# [WHAT TO PRODUCE]
Every line below that holds the string "does" should be copied out.

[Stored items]
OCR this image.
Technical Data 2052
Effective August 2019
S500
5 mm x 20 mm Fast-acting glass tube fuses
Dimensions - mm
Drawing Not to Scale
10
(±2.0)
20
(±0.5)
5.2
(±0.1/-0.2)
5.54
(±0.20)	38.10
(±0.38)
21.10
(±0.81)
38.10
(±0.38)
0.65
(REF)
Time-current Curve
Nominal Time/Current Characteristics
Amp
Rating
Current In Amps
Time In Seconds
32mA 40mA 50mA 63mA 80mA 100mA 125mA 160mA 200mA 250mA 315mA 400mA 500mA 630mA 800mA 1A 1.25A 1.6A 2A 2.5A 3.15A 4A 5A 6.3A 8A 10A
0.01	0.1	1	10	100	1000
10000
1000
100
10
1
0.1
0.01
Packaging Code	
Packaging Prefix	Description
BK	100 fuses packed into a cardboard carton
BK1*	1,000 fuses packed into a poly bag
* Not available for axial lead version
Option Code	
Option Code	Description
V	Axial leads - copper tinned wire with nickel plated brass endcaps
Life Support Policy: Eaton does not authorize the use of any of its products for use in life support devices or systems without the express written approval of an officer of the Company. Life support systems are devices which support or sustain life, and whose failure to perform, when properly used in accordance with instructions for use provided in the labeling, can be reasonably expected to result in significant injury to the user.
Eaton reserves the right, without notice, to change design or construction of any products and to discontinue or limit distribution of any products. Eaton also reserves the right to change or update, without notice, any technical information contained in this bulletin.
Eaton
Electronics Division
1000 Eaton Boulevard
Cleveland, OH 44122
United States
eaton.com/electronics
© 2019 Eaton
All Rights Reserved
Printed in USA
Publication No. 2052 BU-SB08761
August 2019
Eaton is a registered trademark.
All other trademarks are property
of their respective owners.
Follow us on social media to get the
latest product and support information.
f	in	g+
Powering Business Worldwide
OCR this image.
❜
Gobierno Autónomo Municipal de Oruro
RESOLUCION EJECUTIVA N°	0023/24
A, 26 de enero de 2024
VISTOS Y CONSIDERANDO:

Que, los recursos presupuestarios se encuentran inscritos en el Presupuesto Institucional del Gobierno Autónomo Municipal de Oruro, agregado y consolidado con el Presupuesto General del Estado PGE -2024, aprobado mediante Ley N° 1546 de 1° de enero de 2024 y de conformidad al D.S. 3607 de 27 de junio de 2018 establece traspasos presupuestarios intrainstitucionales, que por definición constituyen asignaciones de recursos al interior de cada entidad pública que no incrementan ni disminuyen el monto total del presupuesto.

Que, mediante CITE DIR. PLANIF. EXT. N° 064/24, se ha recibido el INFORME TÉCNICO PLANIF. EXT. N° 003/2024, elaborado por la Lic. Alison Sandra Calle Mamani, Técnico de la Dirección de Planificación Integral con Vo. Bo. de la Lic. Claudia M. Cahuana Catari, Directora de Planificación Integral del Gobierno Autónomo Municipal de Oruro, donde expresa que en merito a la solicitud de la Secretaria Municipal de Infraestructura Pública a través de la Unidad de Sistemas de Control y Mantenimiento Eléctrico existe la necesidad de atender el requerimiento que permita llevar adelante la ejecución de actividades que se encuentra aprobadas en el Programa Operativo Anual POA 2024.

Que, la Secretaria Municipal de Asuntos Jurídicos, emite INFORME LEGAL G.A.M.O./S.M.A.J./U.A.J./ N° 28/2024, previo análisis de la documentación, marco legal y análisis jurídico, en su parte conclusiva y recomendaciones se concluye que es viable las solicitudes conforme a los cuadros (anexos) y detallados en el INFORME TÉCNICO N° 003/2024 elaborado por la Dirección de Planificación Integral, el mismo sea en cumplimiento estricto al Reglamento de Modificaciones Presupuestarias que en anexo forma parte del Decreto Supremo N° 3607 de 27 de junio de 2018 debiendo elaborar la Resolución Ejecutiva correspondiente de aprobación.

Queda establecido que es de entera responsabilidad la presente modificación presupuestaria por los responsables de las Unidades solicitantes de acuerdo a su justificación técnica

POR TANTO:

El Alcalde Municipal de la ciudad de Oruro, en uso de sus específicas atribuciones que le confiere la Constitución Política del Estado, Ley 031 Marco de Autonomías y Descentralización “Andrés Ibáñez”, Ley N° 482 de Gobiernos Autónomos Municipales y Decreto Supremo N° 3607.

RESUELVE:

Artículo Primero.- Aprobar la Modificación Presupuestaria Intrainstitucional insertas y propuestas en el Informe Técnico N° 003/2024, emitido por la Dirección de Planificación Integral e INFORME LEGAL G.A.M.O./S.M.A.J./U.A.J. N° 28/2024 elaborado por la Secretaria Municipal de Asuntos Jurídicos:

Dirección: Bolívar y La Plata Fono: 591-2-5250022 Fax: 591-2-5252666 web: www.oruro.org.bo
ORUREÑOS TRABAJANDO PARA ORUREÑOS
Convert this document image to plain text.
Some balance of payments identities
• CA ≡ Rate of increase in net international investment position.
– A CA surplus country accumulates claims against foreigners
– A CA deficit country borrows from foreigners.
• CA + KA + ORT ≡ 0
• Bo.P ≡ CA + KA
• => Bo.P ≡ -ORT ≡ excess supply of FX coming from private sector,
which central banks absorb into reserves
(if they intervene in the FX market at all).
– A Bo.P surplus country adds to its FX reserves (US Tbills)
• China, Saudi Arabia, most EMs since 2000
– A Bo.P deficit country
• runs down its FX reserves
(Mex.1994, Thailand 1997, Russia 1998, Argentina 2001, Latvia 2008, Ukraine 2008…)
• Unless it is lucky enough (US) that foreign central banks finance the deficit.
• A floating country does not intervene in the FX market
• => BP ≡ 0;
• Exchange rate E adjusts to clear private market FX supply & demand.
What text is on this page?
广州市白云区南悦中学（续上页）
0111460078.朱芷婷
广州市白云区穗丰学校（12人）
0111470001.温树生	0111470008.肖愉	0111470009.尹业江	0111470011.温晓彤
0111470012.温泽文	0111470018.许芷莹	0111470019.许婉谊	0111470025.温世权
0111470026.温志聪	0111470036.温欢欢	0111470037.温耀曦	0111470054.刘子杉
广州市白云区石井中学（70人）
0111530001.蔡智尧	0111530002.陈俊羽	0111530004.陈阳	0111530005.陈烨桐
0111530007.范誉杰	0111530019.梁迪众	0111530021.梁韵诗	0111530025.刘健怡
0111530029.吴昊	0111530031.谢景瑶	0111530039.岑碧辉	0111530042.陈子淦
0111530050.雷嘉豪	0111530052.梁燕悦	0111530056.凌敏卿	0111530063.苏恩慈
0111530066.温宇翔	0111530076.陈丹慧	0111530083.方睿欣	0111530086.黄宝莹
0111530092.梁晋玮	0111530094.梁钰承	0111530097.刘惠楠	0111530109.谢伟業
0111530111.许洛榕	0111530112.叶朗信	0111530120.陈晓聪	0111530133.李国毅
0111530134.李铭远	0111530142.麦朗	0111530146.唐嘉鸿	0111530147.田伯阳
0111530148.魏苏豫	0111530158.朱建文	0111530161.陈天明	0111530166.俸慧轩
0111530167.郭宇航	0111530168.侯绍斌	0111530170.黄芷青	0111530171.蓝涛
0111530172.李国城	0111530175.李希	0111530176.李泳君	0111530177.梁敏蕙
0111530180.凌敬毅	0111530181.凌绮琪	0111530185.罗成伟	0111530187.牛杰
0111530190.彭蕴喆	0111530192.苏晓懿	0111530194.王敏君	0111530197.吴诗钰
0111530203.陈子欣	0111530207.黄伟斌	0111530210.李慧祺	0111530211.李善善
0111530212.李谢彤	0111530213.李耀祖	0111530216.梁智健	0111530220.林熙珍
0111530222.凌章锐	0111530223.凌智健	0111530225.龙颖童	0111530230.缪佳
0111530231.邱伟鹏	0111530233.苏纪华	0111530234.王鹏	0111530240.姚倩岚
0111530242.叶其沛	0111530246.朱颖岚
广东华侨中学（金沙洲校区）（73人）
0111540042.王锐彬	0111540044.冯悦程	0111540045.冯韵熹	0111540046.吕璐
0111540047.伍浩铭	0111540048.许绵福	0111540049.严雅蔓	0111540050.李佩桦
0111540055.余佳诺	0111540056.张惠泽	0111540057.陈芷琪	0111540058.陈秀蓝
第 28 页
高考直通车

# [ANSWER TO THIS TASK]
Life Support Policy: Eaton does not authorize the use of any of its products for use in life support devices or systems without the express written approval of an officer of the Company. Life support systems are devices which support or sustain life, and whose failure to perform, when properly used in accordance with instructions for use provided in the labeling, can be reasonably expected to result in significant injury to the user.
• A floating country does not intervene in the FX market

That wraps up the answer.